→ **WORK TO BE COMPLETED**
Transcribe the records below exactly as they appear, omitting any pictures.

→ **DATA RECORDS**
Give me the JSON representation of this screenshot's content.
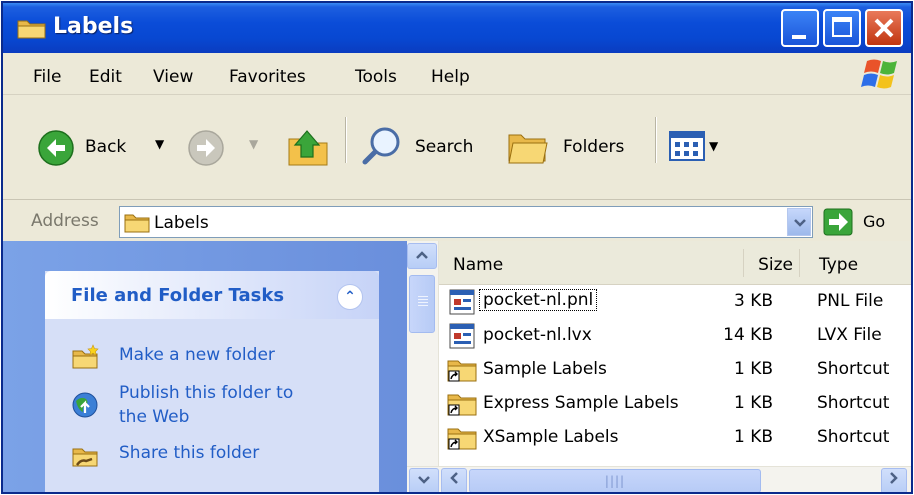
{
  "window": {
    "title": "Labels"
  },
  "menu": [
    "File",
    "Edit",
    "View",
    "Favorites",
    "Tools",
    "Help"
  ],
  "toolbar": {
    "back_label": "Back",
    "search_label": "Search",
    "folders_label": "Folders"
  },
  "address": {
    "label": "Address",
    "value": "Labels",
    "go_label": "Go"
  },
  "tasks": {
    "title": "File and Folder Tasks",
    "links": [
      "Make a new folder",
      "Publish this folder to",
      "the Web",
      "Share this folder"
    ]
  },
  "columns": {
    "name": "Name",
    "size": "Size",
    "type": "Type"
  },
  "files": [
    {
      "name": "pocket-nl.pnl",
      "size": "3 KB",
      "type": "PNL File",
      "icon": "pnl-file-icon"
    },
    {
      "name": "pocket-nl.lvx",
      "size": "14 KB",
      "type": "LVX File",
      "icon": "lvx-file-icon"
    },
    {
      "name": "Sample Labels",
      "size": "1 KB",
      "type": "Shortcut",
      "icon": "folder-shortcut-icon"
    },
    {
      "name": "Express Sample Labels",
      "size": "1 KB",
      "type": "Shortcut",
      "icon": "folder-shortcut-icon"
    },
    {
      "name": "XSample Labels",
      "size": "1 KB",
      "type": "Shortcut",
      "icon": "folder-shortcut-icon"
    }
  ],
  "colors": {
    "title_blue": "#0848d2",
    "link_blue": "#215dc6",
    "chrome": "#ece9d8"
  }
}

→ **COMPLETED TASK**
Give me the JSON representation of this screenshot's content.
{
  "window": {
    "title": "Labels"
  },
  "menu": [
    "File",
    "Edit",
    "View",
    "Favorites",
    "Tools",
    "Help"
  ],
  "toolbar": {
    "back_label": "Back",
    "search_label": "Search",
    "folders_label": "Folders"
  },
  "address": {
    "label": "Address",
    "value": "Labels",
    "go_label": "Go"
  },
  "tasks": {
    "title": "File and Folder Tasks",
    "links": [
      "Make a new folder",
      "Publish this folder to",
      "the Web",
      "Share this folder"
    ]
  },
  "columns": {
    "name": "Name",
    "size": "Size",
    "type": "Type"
  },
  "files": [
    {
      "name": "pocket-nl.pnl",
      "size": "3 KB",
      "type": "PNL File",
      "icon": "pnl-file-icon"
    },
    {
      "name": "pocket-nl.lvx",
      "size": "14 KB",
      "type": "LVX File",
      "icon": "lvx-file-icon"
    },
    {
      "name": "Sample Labels",
      "size": "1 KB",
      "type": "Shortcut",
      "icon": "folder-shortcut-icon"
    },
    {
      "name": "Express Sample Labels",
      "size": "1 KB",
      "type": "Shortcut",
      "icon": "folder-shortcut-icon"
    },
    {
      "name": "XSample Labels",
      "size": "1 KB",
      "type": "Shortcut",
      "icon": "folder-shortcut-icon"
    }
  ],
  "colors": {
    "title_blue": "#0848d2",
    "link_blue": "#215dc6",
    "chrome": "#ece9d8"
  }
}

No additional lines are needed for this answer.